### Problem statement
Among the records below, find each line that includes the string "note" and copy it.
── Extracted information ──
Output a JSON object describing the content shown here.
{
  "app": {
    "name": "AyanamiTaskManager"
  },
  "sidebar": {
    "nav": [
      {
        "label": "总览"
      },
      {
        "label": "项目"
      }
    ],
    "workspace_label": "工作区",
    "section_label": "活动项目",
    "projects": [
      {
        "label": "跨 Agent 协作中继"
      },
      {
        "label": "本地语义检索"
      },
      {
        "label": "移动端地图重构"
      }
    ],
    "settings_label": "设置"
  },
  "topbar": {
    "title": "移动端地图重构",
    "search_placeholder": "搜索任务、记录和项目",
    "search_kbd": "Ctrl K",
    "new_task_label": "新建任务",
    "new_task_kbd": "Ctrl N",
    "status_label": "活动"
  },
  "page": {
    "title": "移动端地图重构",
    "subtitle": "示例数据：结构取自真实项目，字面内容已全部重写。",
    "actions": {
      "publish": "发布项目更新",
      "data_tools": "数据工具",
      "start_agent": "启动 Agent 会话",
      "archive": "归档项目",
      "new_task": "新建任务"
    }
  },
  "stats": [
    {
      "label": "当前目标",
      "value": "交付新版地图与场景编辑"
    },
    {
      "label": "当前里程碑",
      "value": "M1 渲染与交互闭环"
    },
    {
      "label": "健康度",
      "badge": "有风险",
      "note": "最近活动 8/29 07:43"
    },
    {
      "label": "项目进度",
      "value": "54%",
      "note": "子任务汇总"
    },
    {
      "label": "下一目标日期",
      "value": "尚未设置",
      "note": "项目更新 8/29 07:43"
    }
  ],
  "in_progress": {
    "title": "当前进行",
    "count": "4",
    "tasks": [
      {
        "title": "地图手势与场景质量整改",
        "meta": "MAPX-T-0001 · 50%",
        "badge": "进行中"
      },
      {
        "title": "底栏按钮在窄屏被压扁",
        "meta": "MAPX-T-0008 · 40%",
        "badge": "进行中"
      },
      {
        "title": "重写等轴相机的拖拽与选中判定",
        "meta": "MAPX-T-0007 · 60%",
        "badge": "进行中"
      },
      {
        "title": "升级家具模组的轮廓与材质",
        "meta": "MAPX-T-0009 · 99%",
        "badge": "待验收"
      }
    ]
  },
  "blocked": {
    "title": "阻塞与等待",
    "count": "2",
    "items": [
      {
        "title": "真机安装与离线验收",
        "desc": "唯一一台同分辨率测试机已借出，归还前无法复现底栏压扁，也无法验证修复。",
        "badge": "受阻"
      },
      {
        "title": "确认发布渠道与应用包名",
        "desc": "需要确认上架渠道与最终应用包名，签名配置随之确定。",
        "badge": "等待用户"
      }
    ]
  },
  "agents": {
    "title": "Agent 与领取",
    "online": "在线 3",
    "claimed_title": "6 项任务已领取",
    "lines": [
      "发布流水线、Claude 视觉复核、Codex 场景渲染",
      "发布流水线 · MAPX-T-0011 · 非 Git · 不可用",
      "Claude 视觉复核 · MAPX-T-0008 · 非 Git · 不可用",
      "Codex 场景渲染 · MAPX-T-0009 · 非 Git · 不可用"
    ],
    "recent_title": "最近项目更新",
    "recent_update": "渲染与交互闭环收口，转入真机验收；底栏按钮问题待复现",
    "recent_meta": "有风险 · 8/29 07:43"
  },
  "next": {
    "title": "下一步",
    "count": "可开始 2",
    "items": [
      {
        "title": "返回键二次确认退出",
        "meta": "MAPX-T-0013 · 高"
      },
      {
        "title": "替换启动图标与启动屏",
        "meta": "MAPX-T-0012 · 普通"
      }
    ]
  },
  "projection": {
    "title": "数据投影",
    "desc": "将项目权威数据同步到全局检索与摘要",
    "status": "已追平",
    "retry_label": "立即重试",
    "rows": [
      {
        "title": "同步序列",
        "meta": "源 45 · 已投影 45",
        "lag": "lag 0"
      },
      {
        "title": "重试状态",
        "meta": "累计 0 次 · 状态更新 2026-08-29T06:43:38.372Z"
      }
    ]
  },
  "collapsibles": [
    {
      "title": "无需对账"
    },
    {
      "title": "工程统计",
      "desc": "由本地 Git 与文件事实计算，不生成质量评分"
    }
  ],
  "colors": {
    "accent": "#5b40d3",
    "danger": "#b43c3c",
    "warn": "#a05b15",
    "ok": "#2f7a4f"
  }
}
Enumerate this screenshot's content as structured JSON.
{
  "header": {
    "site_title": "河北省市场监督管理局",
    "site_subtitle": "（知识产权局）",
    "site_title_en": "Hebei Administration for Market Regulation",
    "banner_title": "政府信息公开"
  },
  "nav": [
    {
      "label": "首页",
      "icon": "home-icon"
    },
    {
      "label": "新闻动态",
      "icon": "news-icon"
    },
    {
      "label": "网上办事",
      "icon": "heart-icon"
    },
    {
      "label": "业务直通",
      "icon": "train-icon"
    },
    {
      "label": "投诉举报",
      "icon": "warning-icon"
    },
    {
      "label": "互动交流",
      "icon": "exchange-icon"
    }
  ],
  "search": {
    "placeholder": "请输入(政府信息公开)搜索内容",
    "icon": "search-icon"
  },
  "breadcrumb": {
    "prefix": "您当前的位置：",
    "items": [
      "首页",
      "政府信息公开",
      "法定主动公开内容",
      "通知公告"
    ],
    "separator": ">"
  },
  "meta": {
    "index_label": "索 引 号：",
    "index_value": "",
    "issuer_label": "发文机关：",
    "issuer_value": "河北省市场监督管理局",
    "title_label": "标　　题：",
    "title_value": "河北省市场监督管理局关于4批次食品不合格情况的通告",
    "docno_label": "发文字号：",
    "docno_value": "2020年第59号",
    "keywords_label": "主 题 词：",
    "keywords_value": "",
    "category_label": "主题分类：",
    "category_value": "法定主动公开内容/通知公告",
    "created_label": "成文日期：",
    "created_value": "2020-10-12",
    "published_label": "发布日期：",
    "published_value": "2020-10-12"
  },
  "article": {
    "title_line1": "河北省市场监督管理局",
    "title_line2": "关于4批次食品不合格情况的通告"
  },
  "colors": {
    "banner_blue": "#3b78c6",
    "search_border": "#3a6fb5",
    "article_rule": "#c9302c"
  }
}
───
### Finished answer
      "note": "最近活动 8/29 07:43"
      "note": "子任务汇总"
      "note": "项目更新 8/29 07:43"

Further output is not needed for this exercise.